To be done:
Print each line exactly as it is given.

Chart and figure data
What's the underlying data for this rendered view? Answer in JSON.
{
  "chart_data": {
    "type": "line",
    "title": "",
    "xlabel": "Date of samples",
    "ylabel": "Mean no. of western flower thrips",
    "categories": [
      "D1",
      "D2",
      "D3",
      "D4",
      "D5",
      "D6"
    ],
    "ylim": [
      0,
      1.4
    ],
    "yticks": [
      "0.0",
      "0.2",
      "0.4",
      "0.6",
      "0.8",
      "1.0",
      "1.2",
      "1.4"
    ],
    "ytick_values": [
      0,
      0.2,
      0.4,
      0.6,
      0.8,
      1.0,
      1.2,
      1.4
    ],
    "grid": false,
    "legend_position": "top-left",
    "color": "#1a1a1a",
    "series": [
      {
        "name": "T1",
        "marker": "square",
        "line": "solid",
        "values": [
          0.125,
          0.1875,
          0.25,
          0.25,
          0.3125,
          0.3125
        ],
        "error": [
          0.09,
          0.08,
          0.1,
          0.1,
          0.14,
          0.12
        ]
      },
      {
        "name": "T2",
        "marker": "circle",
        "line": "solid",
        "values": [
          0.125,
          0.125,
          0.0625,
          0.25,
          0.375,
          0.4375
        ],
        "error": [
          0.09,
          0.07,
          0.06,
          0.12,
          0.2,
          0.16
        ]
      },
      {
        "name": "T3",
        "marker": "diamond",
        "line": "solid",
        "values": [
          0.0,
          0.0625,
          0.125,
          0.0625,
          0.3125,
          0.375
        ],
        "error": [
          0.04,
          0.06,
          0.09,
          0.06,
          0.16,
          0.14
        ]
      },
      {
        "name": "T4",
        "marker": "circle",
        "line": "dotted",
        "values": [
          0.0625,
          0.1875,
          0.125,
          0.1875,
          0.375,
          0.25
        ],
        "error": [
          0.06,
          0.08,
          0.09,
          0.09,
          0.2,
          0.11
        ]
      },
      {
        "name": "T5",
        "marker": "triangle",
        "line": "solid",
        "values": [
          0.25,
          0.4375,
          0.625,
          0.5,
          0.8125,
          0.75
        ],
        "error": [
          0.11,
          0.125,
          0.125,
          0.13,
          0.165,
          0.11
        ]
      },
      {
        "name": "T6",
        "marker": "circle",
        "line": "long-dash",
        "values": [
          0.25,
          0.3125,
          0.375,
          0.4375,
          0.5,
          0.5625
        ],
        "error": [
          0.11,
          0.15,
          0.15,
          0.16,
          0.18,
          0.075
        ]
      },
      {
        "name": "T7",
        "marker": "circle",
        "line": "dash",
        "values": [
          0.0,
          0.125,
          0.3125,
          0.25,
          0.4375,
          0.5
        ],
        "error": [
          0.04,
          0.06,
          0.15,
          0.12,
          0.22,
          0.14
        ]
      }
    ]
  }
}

Final result:
What's the underlying data for this rendered view? Answer in JSON.
{
  "chart_data": {
    "type": "line",
    "title": "",
    "xlabel": "Date of samples",
    "ylabel": "Mean no. of western flower thrips",
    "categories": [
      "D1",
      "D2",
      "D3",
      "D4",
      "D5",
      "D6"
    ],
    "ylim": [
      0,
      1.4
    ],
    "yticks": [
      "0.0",
      "0.2",
      "0.4",
      "0.6",
      "0.8",
      "1.0",
      "1.2",
      "1.4"
    ],
    "ytick_values": [
      0,
      0.2,
      0.4,
      0.6,
      0.8,
      1.0,
      1.2,
      1.4
    ],
    "grid": false,
    "legend_position": "top-left",
    "color": "#1a1a1a",
    "series": [
      {
        "name": "T1",
        "marker": "square",
        "line": "solid",
        "values": [
          0.125,
          0.1875,
          0.25,
          0.25,
          0.3125,
          0.3125
        ],
        "error": [
          0.09,
          0.08,
          0.1,
          0.1,
          0.14,
          0.12
        ]
      },
      {
        "name": "T2",
        "marker": "circle",
        "line": "solid",
        "values": [
          0.125,
          0.125,
          0.0625,
          0.25,
          0.375,
          0.4375
        ],
        "error": [
          0.09,
          0.07,
          0.06,
          0.12,
          0.2,
          0.16
        ]
      },
      {
        "name": "T3",
        "marker": "diamond",
        "line": "solid",
        "values": [
          0.0,
          0.0625,
          0.125,
          0.0625,
          0.3125,
          0.375
        ],
        "error": [
          0.04,
          0.06,
          0.09,
          0.06,
          0.16,
          0.14
        ]
      },
      {
        "name": "T4",
        "marker": "circle",
        "line": "dotted",
        "values": [
          0.0625,
          0.1875,
          0.125,
          0.1875,
          0.375,
          0.25
        ],
        "error": [
          0.06,
          0.08,
          0.09,
          0.09,
          0.2,
          0.11
        ]
      },
      {
        "name": "T5",
        "marker": "triangle",
        "line": "solid",
        "values": [
          0.25,
          0.4375,
          0.625,
          0.5,
          0.8125,
          0.75
        ],
        "error": [
          0.11,
          0.125,
          0.125,
          0.13,
          0.165,
          0.11
        ]
      },
      {
        "name": "T6",
        "marker": "circle",
        "line": "long-dash",
        "values": [
          0.25,
          0.3125,
          0.375,
          0.4375,
          0.5,
          0.5625
        ],
        "error": [
          0.11,
          0.15,
          0.15,
          0.16,
          0.18,
          0.075
        ]
      },
      {
        "name": "T7",
        "marker": "circle",
        "line": "dash",
        "values": [
          0.0,
          0.125,
          0.3125,
          0.25,
          0.4375,
          0.5
        ],
        "error": [
          0.04,
          0.06,
          0.15,
          0.12,
          0.22,
          0.14
        ]
      }
    ]
  }
}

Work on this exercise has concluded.